**Stated exercise**
From the listing below, return each line that includes "exit".
───── Data in this exercise ─────
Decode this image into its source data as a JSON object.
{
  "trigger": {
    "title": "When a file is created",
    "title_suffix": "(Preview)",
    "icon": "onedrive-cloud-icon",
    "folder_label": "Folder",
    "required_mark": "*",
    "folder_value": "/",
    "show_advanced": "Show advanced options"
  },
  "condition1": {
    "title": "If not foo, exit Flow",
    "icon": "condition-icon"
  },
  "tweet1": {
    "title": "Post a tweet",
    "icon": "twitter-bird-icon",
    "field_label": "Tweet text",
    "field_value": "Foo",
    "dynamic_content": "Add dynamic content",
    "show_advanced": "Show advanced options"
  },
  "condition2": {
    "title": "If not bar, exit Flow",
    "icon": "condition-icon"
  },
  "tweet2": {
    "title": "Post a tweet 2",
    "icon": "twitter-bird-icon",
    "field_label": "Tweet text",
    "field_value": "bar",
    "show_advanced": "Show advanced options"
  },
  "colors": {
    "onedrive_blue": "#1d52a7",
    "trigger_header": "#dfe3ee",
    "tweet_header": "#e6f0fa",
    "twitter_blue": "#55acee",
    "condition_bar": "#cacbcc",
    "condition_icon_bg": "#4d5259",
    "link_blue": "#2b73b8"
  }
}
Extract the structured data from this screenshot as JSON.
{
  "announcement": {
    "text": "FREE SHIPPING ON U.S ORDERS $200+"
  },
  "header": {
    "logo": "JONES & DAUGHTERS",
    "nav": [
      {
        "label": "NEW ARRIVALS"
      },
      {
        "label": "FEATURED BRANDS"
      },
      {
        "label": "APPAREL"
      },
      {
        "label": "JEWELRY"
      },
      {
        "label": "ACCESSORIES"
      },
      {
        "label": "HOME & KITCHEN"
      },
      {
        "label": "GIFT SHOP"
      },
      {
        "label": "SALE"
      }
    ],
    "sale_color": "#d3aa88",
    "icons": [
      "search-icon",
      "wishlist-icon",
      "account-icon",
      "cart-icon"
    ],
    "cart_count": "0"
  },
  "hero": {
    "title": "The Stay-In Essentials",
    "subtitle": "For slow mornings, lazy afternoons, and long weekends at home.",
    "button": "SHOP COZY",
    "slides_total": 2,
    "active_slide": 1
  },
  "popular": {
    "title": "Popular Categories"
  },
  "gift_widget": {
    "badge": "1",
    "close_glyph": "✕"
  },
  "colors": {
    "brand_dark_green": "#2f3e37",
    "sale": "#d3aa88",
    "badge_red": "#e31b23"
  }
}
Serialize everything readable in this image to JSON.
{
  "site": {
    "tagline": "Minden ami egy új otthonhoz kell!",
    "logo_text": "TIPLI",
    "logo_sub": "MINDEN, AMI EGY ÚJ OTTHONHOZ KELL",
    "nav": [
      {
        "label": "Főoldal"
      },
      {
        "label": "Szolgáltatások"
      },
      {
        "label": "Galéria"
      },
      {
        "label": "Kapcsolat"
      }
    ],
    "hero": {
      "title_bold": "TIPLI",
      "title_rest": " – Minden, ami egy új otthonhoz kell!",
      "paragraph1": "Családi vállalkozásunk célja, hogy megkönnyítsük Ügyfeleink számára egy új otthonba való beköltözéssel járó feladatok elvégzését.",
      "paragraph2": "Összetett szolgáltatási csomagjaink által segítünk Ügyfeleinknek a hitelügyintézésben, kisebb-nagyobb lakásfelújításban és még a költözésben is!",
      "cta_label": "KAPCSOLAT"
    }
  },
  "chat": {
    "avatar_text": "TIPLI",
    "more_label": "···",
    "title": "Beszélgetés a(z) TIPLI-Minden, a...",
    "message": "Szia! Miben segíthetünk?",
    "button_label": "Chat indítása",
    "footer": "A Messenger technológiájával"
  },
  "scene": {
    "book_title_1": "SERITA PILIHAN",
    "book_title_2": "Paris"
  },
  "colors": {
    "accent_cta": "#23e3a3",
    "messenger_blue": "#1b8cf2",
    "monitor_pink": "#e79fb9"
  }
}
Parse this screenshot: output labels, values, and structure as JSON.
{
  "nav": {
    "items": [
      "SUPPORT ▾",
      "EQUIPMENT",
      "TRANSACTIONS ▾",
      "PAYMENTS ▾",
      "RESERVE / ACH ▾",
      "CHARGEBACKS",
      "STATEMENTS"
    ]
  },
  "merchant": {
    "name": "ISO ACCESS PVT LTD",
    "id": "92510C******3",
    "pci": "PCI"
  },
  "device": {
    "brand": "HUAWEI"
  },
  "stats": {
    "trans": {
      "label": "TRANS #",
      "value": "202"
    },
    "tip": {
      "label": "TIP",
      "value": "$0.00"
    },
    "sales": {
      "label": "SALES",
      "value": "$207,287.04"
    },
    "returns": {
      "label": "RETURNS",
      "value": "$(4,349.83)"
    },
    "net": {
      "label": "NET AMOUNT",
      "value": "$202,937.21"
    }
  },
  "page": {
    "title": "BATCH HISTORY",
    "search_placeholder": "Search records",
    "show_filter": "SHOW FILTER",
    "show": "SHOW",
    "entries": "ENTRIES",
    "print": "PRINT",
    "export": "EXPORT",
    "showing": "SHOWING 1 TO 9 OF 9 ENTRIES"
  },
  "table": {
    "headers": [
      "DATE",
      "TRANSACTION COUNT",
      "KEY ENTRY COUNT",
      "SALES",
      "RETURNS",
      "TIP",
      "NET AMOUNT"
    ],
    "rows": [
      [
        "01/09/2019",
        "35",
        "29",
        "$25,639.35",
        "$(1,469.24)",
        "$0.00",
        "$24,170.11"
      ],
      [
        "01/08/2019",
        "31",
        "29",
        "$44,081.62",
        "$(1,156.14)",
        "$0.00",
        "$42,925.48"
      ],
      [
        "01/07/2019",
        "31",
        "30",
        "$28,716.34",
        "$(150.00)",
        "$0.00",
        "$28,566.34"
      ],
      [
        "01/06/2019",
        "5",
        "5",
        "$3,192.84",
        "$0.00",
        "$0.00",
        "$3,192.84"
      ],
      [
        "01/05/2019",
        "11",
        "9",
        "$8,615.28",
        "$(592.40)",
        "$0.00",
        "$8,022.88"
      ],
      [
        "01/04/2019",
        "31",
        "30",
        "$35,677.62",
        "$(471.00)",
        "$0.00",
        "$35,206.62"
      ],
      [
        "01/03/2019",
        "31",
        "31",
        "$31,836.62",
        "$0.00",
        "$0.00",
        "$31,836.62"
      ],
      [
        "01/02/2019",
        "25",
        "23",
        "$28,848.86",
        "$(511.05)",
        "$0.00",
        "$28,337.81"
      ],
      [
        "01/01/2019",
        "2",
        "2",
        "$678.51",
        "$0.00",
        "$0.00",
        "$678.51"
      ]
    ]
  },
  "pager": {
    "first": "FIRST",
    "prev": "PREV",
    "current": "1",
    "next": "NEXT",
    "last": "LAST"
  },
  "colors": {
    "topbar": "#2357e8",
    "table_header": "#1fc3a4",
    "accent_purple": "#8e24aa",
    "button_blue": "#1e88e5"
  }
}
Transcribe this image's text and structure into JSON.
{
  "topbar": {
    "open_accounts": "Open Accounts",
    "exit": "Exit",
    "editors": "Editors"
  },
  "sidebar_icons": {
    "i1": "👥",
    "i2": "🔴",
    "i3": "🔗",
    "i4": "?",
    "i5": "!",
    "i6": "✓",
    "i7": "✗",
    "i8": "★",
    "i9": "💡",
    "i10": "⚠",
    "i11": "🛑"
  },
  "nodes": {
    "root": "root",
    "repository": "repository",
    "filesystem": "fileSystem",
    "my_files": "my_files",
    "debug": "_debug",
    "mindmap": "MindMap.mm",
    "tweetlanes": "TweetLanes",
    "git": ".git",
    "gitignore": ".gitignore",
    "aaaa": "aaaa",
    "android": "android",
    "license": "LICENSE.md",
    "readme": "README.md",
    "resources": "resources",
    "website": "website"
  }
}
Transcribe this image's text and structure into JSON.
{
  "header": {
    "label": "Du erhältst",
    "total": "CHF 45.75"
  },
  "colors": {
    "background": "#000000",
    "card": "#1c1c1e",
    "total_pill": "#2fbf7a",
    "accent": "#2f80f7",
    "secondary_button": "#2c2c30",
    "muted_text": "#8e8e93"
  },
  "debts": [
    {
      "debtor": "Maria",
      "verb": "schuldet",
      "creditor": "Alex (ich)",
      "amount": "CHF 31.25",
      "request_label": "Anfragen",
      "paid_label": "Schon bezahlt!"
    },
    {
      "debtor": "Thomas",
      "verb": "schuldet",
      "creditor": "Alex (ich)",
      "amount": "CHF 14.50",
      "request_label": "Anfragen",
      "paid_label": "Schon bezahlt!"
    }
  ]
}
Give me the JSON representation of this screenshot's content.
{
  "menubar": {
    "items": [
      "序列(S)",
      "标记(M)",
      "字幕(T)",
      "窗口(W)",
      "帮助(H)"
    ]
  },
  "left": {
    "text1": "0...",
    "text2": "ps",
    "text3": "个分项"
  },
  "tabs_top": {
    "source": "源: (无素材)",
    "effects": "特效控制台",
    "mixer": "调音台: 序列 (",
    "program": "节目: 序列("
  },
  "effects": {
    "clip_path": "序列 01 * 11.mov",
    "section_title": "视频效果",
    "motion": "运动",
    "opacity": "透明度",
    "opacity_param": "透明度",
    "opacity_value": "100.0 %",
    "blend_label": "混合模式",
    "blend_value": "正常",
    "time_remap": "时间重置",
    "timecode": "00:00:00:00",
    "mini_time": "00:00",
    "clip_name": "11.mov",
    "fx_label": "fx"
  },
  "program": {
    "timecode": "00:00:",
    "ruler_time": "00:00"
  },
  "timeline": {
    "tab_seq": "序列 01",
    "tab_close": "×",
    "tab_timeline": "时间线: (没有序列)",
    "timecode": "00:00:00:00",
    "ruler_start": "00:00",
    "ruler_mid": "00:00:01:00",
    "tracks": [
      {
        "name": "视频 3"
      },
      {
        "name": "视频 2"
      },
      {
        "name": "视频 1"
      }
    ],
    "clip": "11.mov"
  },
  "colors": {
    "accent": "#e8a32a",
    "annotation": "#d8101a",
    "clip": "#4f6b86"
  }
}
─────
**Worked answer**
    "title": "If not foo, exit Flow",
    "title": "If not bar, exit Flow",
    "exit": "Exit",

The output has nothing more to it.